**Written problem**: Report how many lines contain "items", with no other words.

** start of Source data **

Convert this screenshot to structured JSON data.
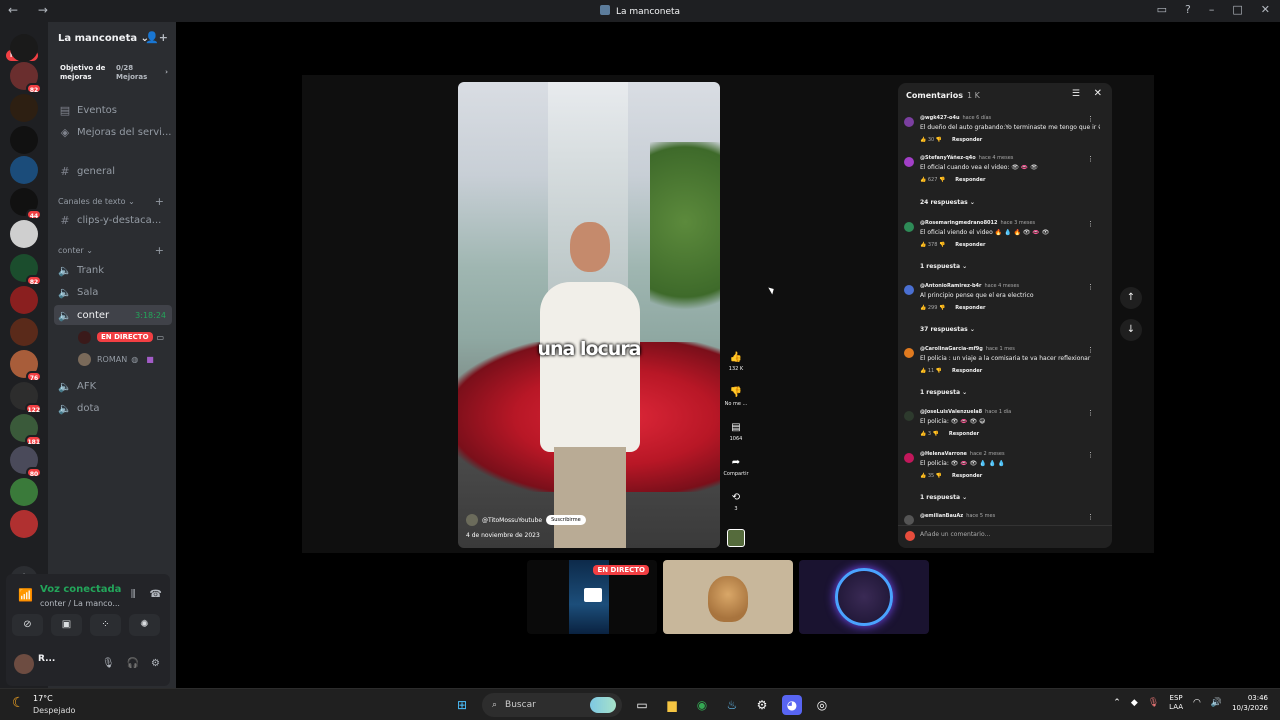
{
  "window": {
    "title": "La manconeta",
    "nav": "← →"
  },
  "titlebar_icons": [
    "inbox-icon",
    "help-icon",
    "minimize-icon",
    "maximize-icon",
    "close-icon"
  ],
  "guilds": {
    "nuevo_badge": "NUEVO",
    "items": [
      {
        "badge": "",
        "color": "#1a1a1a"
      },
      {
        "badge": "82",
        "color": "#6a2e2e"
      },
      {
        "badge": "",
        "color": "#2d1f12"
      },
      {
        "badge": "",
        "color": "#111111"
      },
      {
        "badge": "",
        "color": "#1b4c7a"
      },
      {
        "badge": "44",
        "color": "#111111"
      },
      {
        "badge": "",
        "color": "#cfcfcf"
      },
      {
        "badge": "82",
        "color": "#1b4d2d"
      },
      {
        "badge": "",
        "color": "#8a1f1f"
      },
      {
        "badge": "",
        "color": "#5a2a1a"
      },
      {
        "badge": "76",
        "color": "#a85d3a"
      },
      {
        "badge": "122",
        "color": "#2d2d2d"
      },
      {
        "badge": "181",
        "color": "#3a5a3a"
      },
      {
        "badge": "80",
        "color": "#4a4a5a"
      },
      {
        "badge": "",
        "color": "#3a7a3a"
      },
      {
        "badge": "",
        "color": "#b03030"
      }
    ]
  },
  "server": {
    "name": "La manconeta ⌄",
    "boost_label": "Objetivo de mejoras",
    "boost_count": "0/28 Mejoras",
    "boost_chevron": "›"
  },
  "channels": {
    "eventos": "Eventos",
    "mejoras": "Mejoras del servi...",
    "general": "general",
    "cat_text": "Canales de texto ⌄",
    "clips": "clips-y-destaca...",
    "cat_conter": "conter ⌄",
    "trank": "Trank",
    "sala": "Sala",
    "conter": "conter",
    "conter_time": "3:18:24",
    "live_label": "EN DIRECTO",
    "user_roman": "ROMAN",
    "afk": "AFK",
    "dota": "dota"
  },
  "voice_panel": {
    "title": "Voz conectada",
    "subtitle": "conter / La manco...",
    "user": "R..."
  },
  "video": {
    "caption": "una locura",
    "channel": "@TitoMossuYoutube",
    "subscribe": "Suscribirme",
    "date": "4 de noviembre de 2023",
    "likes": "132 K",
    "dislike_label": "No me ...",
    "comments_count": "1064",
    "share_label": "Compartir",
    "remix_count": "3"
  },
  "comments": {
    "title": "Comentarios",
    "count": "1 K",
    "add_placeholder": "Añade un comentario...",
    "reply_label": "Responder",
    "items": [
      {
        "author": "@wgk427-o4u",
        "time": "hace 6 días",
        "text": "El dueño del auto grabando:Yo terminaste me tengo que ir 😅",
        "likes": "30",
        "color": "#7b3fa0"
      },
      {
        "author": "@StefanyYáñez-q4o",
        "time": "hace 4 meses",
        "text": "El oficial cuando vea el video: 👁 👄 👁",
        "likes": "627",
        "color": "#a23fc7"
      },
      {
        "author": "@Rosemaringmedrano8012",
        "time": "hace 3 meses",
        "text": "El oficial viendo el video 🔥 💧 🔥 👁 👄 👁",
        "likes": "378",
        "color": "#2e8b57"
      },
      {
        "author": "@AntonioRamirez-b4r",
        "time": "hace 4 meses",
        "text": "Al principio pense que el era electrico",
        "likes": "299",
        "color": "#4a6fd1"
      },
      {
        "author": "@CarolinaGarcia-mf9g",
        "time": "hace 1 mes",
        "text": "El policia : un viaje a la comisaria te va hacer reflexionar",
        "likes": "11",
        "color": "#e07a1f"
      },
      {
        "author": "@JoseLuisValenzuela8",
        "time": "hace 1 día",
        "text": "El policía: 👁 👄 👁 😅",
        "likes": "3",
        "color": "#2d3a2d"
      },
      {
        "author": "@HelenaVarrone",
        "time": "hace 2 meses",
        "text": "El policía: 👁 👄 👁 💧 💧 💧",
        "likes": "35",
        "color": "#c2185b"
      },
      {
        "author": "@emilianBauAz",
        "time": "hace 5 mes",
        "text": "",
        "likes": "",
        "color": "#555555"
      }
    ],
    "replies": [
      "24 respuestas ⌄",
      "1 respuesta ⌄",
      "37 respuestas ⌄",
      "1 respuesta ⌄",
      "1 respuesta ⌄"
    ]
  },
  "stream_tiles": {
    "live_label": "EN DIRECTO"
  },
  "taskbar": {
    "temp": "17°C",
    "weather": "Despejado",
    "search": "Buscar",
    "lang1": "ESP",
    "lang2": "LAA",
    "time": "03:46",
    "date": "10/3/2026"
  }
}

** end of Source data **
** start of Source data **

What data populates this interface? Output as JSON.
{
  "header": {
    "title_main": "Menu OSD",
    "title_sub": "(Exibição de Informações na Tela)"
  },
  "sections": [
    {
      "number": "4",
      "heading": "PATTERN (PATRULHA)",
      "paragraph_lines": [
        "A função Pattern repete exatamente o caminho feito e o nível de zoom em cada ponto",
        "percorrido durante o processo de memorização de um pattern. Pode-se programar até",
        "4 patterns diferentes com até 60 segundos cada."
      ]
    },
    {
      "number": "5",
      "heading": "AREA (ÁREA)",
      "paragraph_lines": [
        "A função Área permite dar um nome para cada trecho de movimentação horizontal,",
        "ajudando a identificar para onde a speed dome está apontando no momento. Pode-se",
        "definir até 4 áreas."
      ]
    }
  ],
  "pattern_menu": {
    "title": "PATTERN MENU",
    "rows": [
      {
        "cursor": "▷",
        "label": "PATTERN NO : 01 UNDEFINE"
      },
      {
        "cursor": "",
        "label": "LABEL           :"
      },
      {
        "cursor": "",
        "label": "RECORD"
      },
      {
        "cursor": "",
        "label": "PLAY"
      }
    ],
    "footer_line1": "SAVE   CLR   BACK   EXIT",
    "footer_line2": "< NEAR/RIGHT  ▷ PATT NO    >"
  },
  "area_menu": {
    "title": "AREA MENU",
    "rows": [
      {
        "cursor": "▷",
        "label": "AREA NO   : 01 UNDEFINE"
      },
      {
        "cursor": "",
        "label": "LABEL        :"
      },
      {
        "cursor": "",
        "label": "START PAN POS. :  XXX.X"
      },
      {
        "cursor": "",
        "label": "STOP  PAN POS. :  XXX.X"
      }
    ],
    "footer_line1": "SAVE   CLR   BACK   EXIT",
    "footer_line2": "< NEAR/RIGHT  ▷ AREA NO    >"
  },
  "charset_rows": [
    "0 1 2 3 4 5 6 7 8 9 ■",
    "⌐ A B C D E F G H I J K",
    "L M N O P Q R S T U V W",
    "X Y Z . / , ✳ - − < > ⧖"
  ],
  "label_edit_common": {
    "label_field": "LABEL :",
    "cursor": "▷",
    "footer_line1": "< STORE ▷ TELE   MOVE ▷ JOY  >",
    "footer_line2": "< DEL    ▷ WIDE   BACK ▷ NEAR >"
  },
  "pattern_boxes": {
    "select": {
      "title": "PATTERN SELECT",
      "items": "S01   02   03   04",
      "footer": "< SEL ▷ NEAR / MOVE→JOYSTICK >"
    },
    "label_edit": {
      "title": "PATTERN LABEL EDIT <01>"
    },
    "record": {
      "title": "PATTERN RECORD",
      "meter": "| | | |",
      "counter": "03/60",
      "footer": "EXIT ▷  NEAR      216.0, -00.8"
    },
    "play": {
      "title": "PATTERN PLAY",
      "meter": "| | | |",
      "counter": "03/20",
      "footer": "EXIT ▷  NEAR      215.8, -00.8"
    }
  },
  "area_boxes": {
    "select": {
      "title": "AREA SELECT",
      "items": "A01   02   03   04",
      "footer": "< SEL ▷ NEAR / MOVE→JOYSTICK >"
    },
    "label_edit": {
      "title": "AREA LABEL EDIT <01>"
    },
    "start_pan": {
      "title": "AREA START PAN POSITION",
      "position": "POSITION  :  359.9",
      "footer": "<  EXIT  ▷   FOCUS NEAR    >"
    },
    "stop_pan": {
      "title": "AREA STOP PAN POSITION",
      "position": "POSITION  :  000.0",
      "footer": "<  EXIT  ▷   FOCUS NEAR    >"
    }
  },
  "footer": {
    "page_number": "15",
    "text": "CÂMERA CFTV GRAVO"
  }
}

** end of Source data **

**Exercise result**: 4